++++ Supplied data ++++

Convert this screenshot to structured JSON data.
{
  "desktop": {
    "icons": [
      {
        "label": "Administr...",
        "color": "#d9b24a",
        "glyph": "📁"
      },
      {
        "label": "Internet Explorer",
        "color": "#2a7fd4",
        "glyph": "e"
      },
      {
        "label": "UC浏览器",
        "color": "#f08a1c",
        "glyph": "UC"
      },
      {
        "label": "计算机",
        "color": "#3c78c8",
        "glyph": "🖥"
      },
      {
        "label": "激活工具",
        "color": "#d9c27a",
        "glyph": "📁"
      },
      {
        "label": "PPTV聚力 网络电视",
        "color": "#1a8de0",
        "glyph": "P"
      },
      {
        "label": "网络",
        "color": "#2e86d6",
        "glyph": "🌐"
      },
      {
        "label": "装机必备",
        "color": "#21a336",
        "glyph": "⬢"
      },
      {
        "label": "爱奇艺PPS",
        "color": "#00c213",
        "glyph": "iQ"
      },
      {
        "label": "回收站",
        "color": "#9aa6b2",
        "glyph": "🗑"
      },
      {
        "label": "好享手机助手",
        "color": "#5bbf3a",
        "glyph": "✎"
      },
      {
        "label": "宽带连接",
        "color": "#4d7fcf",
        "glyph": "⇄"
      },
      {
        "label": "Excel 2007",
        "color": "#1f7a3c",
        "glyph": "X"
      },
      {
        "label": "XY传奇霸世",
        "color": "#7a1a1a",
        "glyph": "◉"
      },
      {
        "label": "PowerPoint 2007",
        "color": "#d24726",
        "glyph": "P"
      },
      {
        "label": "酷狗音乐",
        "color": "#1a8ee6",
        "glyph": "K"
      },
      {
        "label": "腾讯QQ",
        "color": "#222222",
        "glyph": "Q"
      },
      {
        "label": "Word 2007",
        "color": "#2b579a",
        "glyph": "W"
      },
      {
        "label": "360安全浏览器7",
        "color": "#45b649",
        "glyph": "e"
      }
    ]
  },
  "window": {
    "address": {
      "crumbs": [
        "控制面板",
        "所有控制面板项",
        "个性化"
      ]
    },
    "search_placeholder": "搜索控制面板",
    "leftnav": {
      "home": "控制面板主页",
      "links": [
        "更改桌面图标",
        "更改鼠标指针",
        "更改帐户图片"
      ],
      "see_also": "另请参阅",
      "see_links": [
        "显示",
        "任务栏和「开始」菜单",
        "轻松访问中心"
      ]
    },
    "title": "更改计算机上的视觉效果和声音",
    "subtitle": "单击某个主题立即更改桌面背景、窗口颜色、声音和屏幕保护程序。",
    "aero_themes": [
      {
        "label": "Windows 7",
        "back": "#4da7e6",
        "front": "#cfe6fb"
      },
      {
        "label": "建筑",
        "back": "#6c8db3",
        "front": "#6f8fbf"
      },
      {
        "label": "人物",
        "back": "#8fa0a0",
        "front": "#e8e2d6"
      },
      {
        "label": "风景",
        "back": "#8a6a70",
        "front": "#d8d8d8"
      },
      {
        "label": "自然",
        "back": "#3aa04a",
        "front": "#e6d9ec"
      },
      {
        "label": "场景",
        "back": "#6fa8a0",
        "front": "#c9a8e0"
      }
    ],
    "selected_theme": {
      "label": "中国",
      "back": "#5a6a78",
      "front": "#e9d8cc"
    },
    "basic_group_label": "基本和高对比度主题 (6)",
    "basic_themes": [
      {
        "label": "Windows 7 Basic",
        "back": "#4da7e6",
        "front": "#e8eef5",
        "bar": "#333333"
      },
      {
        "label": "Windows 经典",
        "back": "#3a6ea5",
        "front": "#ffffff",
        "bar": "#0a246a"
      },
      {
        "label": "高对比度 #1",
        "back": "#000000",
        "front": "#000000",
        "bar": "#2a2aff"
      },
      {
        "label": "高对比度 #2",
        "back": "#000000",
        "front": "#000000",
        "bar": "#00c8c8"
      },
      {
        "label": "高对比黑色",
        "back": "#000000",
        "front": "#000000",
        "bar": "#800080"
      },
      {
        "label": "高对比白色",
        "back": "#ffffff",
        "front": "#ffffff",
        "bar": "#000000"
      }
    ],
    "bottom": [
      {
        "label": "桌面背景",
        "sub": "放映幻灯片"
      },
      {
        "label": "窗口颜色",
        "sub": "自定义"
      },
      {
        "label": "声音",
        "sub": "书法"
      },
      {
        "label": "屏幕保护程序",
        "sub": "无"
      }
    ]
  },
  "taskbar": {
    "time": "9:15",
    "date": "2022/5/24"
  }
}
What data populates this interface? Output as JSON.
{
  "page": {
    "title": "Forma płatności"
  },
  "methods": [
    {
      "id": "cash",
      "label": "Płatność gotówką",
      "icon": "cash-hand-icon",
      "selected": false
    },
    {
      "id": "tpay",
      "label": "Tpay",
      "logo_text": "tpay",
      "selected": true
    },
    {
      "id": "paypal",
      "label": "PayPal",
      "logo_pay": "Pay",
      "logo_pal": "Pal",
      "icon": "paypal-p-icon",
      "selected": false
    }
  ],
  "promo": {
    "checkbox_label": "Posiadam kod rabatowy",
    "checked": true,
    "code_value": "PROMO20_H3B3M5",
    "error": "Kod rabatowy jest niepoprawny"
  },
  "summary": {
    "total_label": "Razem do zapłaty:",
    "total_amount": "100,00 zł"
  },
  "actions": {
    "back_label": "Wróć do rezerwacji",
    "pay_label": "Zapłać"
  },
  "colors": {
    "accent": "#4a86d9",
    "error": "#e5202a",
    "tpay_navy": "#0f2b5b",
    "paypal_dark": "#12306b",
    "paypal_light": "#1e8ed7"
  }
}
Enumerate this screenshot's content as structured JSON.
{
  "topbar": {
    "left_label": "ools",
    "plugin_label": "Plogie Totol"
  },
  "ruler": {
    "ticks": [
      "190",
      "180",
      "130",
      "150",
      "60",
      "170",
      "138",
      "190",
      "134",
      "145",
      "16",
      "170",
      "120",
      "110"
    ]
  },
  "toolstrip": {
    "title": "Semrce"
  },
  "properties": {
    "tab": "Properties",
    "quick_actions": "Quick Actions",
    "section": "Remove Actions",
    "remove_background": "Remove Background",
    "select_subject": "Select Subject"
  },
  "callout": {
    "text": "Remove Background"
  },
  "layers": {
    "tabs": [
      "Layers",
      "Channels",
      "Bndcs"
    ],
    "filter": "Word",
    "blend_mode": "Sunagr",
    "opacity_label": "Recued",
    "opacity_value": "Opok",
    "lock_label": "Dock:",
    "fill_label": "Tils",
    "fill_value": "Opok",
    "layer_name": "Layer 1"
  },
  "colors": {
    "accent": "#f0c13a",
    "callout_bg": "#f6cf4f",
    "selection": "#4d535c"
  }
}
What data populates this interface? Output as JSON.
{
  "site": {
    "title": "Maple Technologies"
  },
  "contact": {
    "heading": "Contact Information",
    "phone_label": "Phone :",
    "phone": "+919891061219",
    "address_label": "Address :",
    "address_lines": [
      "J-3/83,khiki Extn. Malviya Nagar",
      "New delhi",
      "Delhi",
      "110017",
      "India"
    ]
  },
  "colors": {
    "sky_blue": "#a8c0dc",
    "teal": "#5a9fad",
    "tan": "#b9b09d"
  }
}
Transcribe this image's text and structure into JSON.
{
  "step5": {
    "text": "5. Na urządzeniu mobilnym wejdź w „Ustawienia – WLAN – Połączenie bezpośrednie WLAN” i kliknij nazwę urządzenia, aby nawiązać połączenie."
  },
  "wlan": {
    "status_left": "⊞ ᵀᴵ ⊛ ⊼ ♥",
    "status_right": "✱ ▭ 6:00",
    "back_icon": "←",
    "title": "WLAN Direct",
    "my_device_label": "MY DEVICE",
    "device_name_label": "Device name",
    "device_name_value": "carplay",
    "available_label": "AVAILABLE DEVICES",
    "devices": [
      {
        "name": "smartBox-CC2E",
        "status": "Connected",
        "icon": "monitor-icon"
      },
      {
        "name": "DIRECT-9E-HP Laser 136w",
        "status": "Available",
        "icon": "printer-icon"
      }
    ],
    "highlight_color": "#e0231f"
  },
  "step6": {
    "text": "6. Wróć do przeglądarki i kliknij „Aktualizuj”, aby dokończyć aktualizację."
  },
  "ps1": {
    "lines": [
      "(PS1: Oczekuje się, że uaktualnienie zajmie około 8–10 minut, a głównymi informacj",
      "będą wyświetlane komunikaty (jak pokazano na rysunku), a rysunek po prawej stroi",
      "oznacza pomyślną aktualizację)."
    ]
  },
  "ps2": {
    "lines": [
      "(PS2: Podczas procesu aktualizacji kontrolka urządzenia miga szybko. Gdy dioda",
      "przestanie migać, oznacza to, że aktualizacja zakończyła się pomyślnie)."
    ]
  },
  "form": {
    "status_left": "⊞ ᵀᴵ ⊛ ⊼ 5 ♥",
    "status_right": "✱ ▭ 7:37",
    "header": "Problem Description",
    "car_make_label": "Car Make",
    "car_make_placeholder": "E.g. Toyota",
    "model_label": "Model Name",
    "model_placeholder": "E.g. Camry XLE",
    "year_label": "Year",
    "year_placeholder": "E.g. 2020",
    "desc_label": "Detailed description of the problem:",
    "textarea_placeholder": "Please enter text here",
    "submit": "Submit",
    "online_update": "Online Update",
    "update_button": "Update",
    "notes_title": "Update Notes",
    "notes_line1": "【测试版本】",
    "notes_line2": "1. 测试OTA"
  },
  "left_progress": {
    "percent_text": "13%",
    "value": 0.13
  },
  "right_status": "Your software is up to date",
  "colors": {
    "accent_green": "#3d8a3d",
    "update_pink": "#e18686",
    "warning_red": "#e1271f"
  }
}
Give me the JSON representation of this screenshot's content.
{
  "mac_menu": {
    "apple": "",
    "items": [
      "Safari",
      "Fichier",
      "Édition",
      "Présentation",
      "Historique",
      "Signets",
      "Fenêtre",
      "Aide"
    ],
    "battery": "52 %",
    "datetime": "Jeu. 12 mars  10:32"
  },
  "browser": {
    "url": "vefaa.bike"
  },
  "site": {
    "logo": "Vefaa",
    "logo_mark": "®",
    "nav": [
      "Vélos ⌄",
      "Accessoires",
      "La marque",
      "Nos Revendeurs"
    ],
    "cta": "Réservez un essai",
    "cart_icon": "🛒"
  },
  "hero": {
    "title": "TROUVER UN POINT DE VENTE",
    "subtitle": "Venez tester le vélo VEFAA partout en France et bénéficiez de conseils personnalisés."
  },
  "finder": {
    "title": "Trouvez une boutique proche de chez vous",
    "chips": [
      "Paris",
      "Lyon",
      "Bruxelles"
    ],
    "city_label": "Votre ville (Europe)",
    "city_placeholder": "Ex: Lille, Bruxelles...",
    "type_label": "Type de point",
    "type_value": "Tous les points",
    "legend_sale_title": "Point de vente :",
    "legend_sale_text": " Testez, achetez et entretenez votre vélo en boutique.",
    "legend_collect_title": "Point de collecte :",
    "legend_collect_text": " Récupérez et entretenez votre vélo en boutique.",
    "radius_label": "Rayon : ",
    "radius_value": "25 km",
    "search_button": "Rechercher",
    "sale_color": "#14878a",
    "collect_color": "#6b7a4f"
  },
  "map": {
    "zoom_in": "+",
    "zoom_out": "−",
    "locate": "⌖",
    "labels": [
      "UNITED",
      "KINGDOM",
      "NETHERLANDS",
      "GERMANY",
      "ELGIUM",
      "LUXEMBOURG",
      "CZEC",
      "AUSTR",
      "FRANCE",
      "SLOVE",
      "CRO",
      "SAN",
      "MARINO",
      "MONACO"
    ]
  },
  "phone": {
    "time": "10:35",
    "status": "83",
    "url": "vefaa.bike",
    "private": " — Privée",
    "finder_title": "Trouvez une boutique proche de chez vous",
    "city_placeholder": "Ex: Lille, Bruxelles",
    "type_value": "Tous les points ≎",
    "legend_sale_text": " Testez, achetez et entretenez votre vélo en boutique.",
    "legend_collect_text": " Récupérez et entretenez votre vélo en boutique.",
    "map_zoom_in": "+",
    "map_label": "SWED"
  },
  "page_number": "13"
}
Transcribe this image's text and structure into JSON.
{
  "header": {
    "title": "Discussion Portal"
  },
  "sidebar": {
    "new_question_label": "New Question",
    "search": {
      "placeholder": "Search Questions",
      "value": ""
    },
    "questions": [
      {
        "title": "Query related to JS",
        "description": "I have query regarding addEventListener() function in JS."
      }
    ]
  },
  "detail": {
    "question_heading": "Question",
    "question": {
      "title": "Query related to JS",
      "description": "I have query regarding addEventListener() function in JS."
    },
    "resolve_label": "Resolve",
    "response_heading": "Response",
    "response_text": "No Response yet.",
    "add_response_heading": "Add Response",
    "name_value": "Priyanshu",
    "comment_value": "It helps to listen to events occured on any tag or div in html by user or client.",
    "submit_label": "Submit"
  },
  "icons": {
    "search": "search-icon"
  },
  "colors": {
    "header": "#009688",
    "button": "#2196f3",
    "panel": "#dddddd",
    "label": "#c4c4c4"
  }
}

++++

### Task to carry out
Copy all lines in the listing above where the string "chez" appears.

### Solved exercise
    "title": "Trouvez une boutique proche de chez vous",
    "finder_title": "Trouvez une boutique proche de chez vous",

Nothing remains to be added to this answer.